Rewrite the listing below with "camera-icon" swapped for "cam-icon" everywhere it occurs, and leave every other character as it is.

→ MATERIAL FOR THIS TASK:
◆ ◆ ◆ ◆ ◆ ◆ ◆
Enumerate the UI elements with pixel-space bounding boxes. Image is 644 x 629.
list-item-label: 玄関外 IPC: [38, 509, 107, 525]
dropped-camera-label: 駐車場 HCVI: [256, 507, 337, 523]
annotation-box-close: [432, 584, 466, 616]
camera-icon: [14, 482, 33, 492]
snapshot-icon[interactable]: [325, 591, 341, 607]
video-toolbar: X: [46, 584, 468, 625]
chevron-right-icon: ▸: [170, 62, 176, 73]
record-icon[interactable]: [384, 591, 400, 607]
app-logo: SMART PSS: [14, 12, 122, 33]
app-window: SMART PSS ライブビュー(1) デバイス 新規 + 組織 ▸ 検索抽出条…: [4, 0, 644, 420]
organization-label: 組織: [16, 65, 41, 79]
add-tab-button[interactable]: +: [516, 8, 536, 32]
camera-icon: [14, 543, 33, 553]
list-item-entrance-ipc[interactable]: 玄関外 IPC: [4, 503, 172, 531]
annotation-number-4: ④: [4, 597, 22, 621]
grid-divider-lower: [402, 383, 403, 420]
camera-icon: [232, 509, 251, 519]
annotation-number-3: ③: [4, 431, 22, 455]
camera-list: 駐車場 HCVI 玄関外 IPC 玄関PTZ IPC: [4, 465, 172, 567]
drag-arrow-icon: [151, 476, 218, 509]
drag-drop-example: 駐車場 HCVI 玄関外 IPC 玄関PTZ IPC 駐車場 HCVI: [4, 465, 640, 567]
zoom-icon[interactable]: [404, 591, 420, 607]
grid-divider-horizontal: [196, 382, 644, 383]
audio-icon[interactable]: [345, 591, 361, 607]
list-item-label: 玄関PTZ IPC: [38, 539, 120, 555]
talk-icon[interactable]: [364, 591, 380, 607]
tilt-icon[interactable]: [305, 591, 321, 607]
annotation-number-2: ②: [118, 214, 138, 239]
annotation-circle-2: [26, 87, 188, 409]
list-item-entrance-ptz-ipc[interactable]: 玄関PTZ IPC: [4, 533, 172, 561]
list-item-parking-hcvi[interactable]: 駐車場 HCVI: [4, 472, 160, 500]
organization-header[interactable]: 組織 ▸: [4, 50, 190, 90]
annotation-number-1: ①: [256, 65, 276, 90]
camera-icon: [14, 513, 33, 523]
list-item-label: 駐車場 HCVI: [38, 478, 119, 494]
◆ ◆ ◆ ◆ ◆ ◆ ◆
→ RESULT FOR THIS TASK:
Enumerate the UI elements with pixel-space bounding boxes. Image is 644 x 629.
list-item-label: 玄関外 IPC: [38, 509, 107, 525]
dropped-camera-label: 駐車場 HCVI: [256, 507, 337, 523]
annotation-box-close: [432, 584, 466, 616]
cam-icon: [14, 482, 33, 492]
snapshot-icon[interactable]: [325, 591, 341, 607]
video-toolbar: X: [46, 584, 468, 625]
chevron-right-icon: ▸: [170, 62, 176, 73]
record-icon[interactable]: [384, 591, 400, 607]
app-logo: SMART PSS: [14, 12, 122, 33]
app-window: SMART PSS ライブビュー(1) デバイス 新規 + 組織 ▸ 検索抽出条…: [4, 0, 644, 420]
organization-label: 組織: [16, 65, 41, 79]
add-tab-button[interactable]: +: [516, 8, 536, 32]
cam-icon: [14, 543, 33, 553]
list-item-entrance-ipc[interactable]: 玄関外 IPC: [4, 503, 172, 531]
annotation-number-4: ④: [4, 597, 22, 621]
grid-divider-lower: [402, 383, 403, 420]
cam-icon: [232, 509, 251, 519]
annotation-number-3: ③: [4, 431, 22, 455]
camera-list: 駐車場 HCVI 玄関外 IPC 玄関PTZ IPC: [4, 465, 172, 567]
drag-arrow-icon: [151, 476, 218, 509]
drag-drop-example: 駐車場 HCVI 玄関外 IPC 玄関PTZ IPC 駐車場 HCVI: [4, 465, 640, 567]
zoom-icon[interactable]: [404, 591, 420, 607]
grid-divider-horizontal: [196, 382, 644, 383]
audio-icon[interactable]: [345, 591, 361, 607]
list-item-label: 玄関PTZ IPC: [38, 539, 120, 555]
talk-icon[interactable]: [364, 591, 380, 607]
tilt-icon[interactable]: [305, 591, 321, 607]
annotation-number-2: ②: [118, 214, 138, 239]
annotation-circle-2: [26, 87, 188, 409]
list-item-entrance-ptz-ipc[interactable]: 玄関PTZ IPC: [4, 533, 172, 561]
list-item-parking-hcvi[interactable]: 駐車場 HCVI: [4, 472, 160, 500]
organization-header[interactable]: 組織 ▸: [4, 50, 190, 90]
annotation-number-1: ①: [256, 65, 276, 90]
cam-icon: [14, 513, 33, 523]
list-item-label: 駐車場 HCVI: [38, 478, 119, 494]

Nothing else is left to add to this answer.